_RECORDS PROVIDED_.
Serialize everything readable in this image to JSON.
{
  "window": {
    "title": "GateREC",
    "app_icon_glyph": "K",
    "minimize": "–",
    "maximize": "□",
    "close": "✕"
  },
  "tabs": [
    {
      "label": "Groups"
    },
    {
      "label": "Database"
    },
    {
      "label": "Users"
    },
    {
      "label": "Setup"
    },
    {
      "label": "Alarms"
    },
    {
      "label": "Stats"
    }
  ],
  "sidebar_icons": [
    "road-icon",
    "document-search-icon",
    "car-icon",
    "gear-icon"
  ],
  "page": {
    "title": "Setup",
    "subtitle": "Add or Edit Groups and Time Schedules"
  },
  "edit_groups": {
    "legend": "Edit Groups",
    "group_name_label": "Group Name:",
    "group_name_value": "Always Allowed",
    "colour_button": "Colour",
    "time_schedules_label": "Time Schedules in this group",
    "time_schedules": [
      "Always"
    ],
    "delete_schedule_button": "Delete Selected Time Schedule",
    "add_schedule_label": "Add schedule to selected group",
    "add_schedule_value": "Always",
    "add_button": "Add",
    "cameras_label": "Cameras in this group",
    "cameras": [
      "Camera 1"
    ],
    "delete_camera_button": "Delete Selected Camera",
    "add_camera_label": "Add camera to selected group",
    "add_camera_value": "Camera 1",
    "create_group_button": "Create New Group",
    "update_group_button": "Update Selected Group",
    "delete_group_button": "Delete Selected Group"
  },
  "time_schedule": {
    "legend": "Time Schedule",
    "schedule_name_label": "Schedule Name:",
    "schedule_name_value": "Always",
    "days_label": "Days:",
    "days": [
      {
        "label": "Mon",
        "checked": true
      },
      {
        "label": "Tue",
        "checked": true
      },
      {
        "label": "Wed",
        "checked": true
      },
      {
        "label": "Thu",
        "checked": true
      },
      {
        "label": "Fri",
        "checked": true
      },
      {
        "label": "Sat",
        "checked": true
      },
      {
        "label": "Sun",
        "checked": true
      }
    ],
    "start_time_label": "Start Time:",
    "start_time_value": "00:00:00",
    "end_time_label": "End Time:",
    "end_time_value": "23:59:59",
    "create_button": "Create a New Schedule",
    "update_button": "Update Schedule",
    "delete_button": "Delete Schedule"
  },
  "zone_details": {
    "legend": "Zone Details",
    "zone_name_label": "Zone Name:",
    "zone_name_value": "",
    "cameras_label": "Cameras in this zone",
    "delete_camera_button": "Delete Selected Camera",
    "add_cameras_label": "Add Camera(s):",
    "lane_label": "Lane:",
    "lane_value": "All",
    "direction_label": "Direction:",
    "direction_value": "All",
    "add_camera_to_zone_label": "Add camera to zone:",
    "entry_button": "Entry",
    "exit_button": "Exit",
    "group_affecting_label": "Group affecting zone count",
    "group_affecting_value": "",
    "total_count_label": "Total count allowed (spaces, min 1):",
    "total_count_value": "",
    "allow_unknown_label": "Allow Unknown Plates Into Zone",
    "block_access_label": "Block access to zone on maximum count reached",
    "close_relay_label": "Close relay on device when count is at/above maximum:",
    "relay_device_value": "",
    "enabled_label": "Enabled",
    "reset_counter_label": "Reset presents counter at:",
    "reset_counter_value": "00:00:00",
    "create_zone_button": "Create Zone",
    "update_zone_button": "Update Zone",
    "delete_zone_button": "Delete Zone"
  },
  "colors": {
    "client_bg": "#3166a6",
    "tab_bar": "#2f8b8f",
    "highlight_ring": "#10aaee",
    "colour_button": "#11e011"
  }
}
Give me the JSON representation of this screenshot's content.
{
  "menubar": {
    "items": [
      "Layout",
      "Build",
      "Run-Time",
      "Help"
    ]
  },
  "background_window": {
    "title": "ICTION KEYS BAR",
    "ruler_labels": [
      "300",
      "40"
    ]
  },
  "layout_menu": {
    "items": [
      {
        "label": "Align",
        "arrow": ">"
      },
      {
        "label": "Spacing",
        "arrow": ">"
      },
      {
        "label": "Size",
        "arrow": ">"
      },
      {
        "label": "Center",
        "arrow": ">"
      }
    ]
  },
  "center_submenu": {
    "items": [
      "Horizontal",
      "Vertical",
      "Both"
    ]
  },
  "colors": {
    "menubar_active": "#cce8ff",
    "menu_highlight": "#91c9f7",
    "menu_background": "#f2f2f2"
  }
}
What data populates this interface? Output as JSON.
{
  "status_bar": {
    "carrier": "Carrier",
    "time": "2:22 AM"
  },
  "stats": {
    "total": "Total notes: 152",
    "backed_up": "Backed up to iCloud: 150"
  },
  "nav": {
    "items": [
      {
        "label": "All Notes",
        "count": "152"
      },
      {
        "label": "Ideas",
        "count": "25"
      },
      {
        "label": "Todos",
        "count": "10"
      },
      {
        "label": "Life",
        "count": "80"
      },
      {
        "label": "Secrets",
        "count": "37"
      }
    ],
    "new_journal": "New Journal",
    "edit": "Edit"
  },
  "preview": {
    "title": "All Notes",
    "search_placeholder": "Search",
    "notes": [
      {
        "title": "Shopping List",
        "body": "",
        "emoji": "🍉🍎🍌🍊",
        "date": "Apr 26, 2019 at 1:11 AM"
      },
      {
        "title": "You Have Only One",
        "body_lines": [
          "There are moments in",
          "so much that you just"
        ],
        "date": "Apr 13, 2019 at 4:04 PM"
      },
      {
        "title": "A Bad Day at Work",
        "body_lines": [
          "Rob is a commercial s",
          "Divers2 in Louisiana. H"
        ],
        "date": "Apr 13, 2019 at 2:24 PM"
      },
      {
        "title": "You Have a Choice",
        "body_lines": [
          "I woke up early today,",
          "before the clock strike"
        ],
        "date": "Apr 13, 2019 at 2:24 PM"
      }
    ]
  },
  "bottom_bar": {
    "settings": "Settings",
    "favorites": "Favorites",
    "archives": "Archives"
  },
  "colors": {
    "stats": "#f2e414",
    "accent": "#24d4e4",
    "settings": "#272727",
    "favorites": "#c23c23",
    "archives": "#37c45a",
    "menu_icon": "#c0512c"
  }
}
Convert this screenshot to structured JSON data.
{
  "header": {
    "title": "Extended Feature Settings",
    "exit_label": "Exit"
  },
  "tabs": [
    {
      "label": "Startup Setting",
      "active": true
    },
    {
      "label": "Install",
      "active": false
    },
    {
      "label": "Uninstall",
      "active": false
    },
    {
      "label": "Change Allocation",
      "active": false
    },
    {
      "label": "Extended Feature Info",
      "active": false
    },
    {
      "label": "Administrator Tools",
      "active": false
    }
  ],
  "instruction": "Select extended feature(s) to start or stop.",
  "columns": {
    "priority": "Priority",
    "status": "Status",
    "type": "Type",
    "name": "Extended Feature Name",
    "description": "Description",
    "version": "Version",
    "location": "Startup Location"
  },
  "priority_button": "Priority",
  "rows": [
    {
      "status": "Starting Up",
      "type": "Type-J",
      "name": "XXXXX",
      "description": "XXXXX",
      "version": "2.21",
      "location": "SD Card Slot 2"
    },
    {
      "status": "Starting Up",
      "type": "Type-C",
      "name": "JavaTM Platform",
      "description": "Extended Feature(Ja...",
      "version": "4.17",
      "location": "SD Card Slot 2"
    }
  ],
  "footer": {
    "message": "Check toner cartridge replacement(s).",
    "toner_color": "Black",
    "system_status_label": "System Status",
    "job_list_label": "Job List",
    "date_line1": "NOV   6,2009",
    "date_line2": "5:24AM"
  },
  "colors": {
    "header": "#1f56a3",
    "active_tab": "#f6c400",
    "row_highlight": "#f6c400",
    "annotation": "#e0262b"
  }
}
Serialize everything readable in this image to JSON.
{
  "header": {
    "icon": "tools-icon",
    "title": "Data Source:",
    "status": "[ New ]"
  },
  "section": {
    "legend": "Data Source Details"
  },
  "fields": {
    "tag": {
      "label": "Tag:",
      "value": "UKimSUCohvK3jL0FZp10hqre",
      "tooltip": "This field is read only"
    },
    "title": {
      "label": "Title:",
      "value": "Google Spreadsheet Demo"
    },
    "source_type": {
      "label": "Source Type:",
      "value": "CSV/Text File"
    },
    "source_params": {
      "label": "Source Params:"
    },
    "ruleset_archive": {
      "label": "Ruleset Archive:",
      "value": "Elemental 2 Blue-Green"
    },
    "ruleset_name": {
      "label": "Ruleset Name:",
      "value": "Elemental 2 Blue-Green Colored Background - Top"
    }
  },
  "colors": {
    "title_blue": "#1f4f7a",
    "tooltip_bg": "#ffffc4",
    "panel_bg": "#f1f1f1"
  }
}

_REQUIREMENT_. In the entries above, count each line that holds "description". Give the total and nothing else.

_WRITTEN REPLY_. 3